- [Problem statement]: For every line in the data below that contains "name", copy the line.

:: Provided data ::

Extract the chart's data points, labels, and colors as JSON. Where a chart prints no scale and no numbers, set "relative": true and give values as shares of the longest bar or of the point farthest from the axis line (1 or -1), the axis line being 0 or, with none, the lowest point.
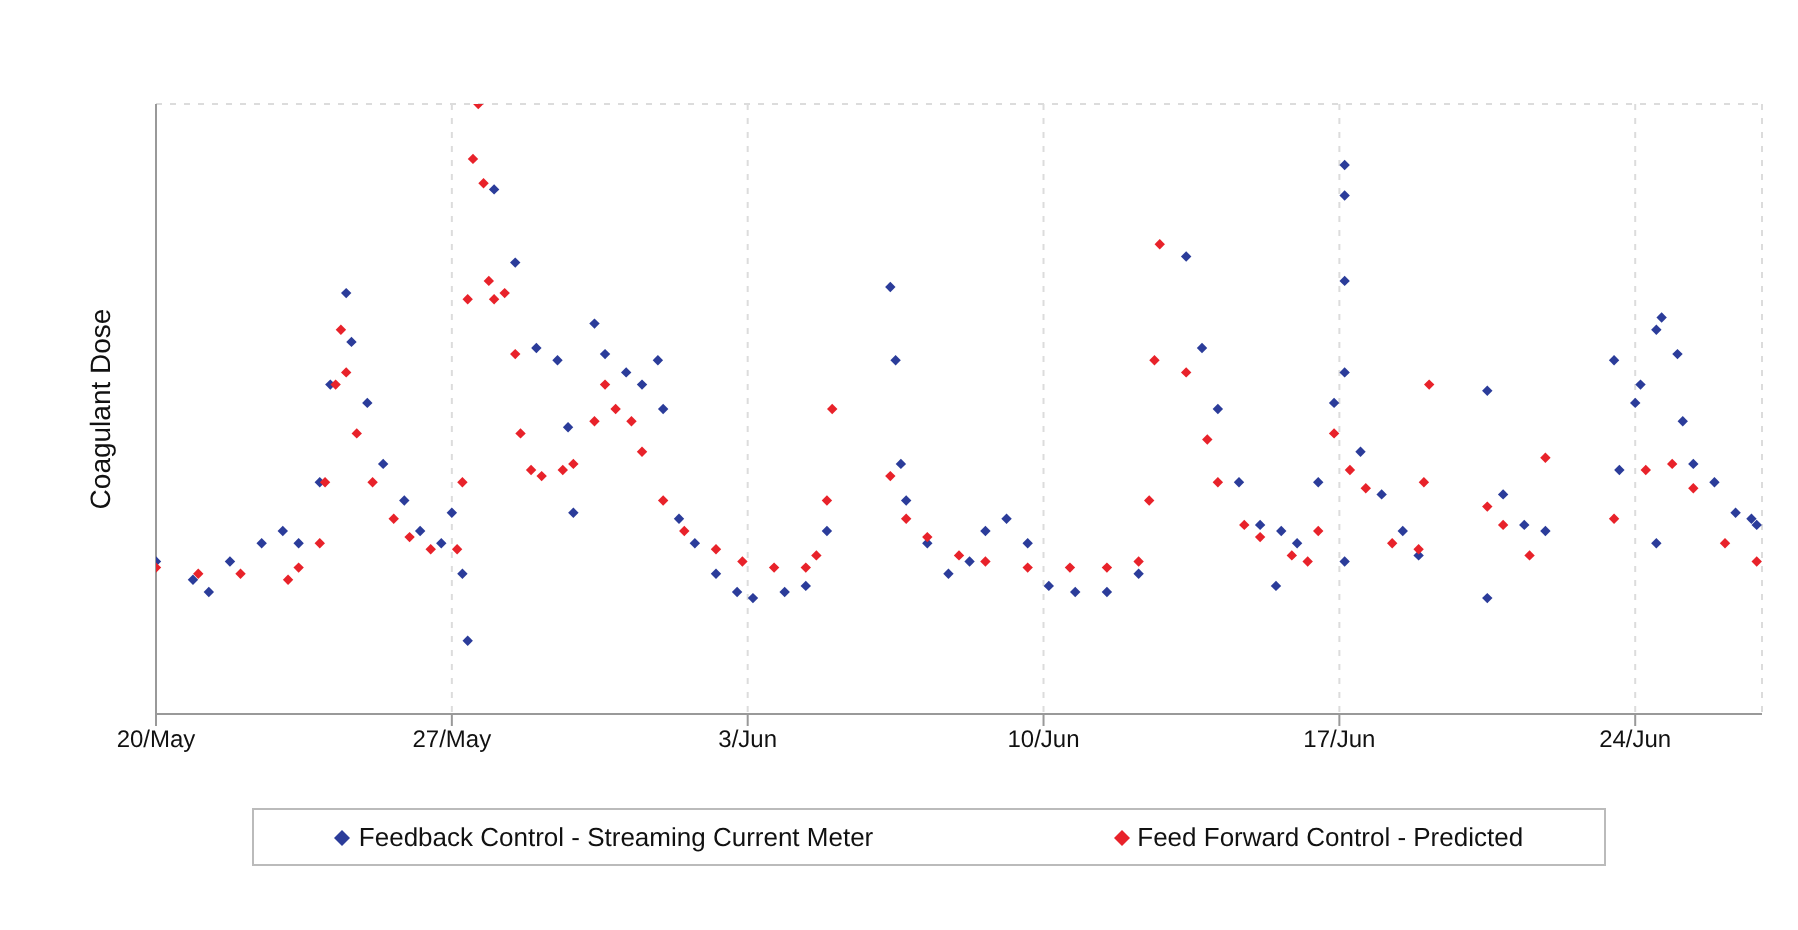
{
  "chart_data": {
    "type": "scatter",
    "relative": true,
    "ylabel": "Coagulant Dose",
    "xlim": [
      "--05-20",
      "--06-27"
    ],
    "xticks": [
      {
        "value": "--05-20",
        "label": "20/May"
      },
      {
        "value": "--05-27",
        "label": "27/May"
      },
      {
        "value": "--06-03",
        "label": "3/Jun"
      },
      {
        "value": "--06-10",
        "label": "10/Jun"
      },
      {
        "value": "--06-17",
        "label": "17/Jun"
      },
      {
        "value": "--06-24",
        "label": "24/Jun"
      }
    ],
    "grid": true,
    "legend": "bottom",
    "marker": "diamond",
    "series": [
      {
        "name": "Feedback Control - Streaming Current Meter",
        "color": "#2b3c9a",
        "x": [
          "--05-20T00:00",
          "--05-20T21:00",
          "--05-21T06:00",
          "--05-21T18:00",
          "--05-22T12:00",
          "--05-23T00:00",
          "--05-23T09:00",
          "--05-23T21:00",
          "--05-24T03:00",
          "--05-24T12:00",
          "--05-24T15:00",
          "--05-25T00:00",
          "--05-25T09:00",
          "--05-25T21:00",
          "--05-26T06:00",
          "--05-26T18:00",
          "--05-27T00:00",
          "--05-27T06:00",
          "--05-27T09:00",
          "--05-28T00:00",
          "--05-28T12:00",
          "--05-29T00:00",
          "--05-29T12:00",
          "--05-29T18:00",
          "--05-29T21:00",
          "--05-30T09:00",
          "--05-30T15:00",
          "--05-31T03:00",
          "--05-31T12:00",
          "--05-31T21:00",
          "--06-01T00:00",
          "--06-01T09:00",
          "--06-01T18:00",
          "--06-02T06:00",
          "--06-02T18:00",
          "--06-03T03:00",
          "--06-03T21:00",
          "--06-04T09:00",
          "--06-04T21:00",
          "--06-06T09:00",
          "--06-06T12:00",
          "--06-06T15:00",
          "--06-06T18:00",
          "--06-07T06:00",
          "--06-07T18:00",
          "--06-08T06:00",
          "--06-08T15:00",
          "--06-09T03:00",
          "--06-09T15:00",
          "--06-10T03:00",
          "--06-10T18:00",
          "--06-11T12:00",
          "--06-12T06:00",
          "--06-13T09:00",
          "--06-13T18:00",
          "--06-14T03:00",
          "--06-14T15:00",
          "--06-15T03:00",
          "--06-15T12:00",
          "--06-15T15:00",
          "--06-16T00:00",
          "--06-16T12:00",
          "--06-16T21:00",
          "--06-17T03:00",
          "--06-17T03:00",
          "--06-17T03:00",
          "--06-17T03:00",
          "--06-17T03:00",
          "--06-17T12:00",
          "--06-18T00:00",
          "--06-18T12:00",
          "--06-18T21:00",
          "--06-20T12:00",
          "--06-20T12:00",
          "--06-20T21:00",
          "--06-21T09:00",
          "--06-21T21:00",
          "--06-23T12:00",
          "--06-23T15:00",
          "--06-24T00:00",
          "--06-24T03:00",
          "--06-24T12:00",
          "--06-24T12:00",
          "--06-24T15:00",
          "--06-25T00:00",
          "--06-25T03:00",
          "--06-25T09:00",
          "--06-25T21:00",
          "--06-26T09:00",
          "--06-26T18:00",
          "--06-26T21:00"
        ],
        "values": [
          0.25,
          0.22,
          0.2,
          0.25,
          0.28,
          0.3,
          0.28,
          0.38,
          0.54,
          0.69,
          0.61,
          0.51,
          0.41,
          0.35,
          0.3,
          0.28,
          0.33,
          0.23,
          0.12,
          0.86,
          0.74,
          0.6,
          0.58,
          0.47,
          0.33,
          0.64,
          0.59,
          0.56,
          0.54,
          0.58,
          0.5,
          0.32,
          0.28,
          0.23,
          0.2,
          0.19,
          0.2,
          0.21,
          0.3,
          0.7,
          0.58,
          0.41,
          0.35,
          0.28,
          0.23,
          0.25,
          0.3,
          0.32,
          0.28,
          0.21,
          0.2,
          0.2,
          0.23,
          0.75,
          0.6,
          0.5,
          0.38,
          0.31,
          0.21,
          0.3,
          0.28,
          0.38,
          0.51,
          0.9,
          0.85,
          0.71,
          0.56,
          0.25,
          0.43,
          0.36,
          0.3,
          0.26,
          0.53,
          0.19,
          0.36,
          0.31,
          0.3,
          0.58,
          0.4,
          0.51,
          0.54,
          0.63,
          0.28,
          0.65,
          0.59,
          0.48,
          0.41,
          0.38,
          0.33,
          0.32,
          0.31
        ]
      },
      {
        "name": "Feed Forward Control - Predicted",
        "color": "#e8222a",
        "x": [
          "--05-20T00:00",
          "--05-21T00:00",
          "--05-22T00:00",
          "--05-23T03:00",
          "--05-23T09:00",
          "--05-23T21:00",
          "--05-24T00:00",
          "--05-24T06:00",
          "--05-24T09:00",
          "--05-24T12:00",
          "--05-24T18:00",
          "--05-25T03:00",
          "--05-25T15:00",
          "--05-26T00:00",
          "--05-26T12:00",
          "--05-27T03:00",
          "--05-27T06:00",
          "--05-27T09:00",
          "--05-27T12:00",
          "--05-27T15:00",
          "--05-27T18:00",
          "--05-27T21:00",
          "--05-28T00:00",
          "--05-28T06:00",
          "--05-28T12:00",
          "--05-28T15:00",
          "--05-28T21:00",
          "--05-29T03:00",
          "--05-29T15:00",
          "--05-29T21:00",
          "--05-30T09:00",
          "--05-30T15:00",
          "--05-30T21:00",
          "--05-31T06:00",
          "--05-31T12:00",
          "--06-01T00:00",
          "--06-01T12:00",
          "--06-02T06:00",
          "--06-02T21:00",
          "--06-03T15:00",
          "--06-04T09:00",
          "--06-04T15:00",
          "--06-04T21:00",
          "--06-05T00:00",
          "--06-06T09:00",
          "--06-06T18:00",
          "--06-07T06:00",
          "--06-08T00:00",
          "--06-08T15:00",
          "--06-09T15:00",
          "--06-10T15:00",
          "--06-11T12:00",
          "--06-12T06:00",
          "--06-12T12:00",
          "--06-12T15:00",
          "--06-12T18:00",
          "--06-13T09:00",
          "--06-13T21:00",
          "--06-14T03:00",
          "--06-14T18:00",
          "--06-15T03:00",
          "--06-15T21:00",
          "--06-16T06:00",
          "--06-16T12:00",
          "--06-16T21:00",
          "--06-17T06:00",
          "--06-17T15:00",
          "--06-18T06:00",
          "--06-18T21:00",
          "--06-19T00:00",
          "--06-19T03:00",
          "--06-20T12:00",
          "--06-20T21:00",
          "--06-21T12:00",
          "--06-21T21:00",
          "--06-23T12:00",
          "--06-24T06:00",
          "--06-24T21:00",
          "--06-25T09:00",
          "--06-26T03:00",
          "--06-26T21:00"
        ],
        "values": [
          0.24,
          0.23,
          0.23,
          0.22,
          0.24,
          0.28,
          0.38,
          0.54,
          0.63,
          0.56,
          0.46,
          0.38,
          0.32,
          0.29,
          0.27,
          0.27,
          0.38,
          0.68,
          0.91,
          1,
          0.87,
          0.71,
          0.68,
          0.69,
          0.59,
          0.46,
          0.4,
          0.39,
          0.4,
          0.41,
          0.48,
          0.54,
          0.5,
          0.48,
          0.43,
          0.35,
          0.3,
          0.27,
          0.25,
          0.24,
          0.24,
          0.26,
          0.35,
          0.5,
          0.39,
          0.32,
          0.29,
          0.26,
          0.25,
          0.24,
          0.24,
          0.24,
          0.25,
          0.35,
          0.58,
          0.77,
          0.56,
          0.45,
          0.38,
          0.31,
          0.29,
          0.26,
          0.25,
          0.3,
          0.46,
          0.4,
          0.37,
          0.28,
          0.27,
          0.38,
          0.54,
          0.34,
          0.31,
          0.26,
          0.42,
          0.32,
          0.4,
          0.41,
          0.37,
          0.28,
          0.25
        ]
      }
    ]
  }
}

:::

- [Finished answer]:
        "name": "Feedback Control - Streaming Current Meter",
        "name": "Feed Forward Control - Predicted",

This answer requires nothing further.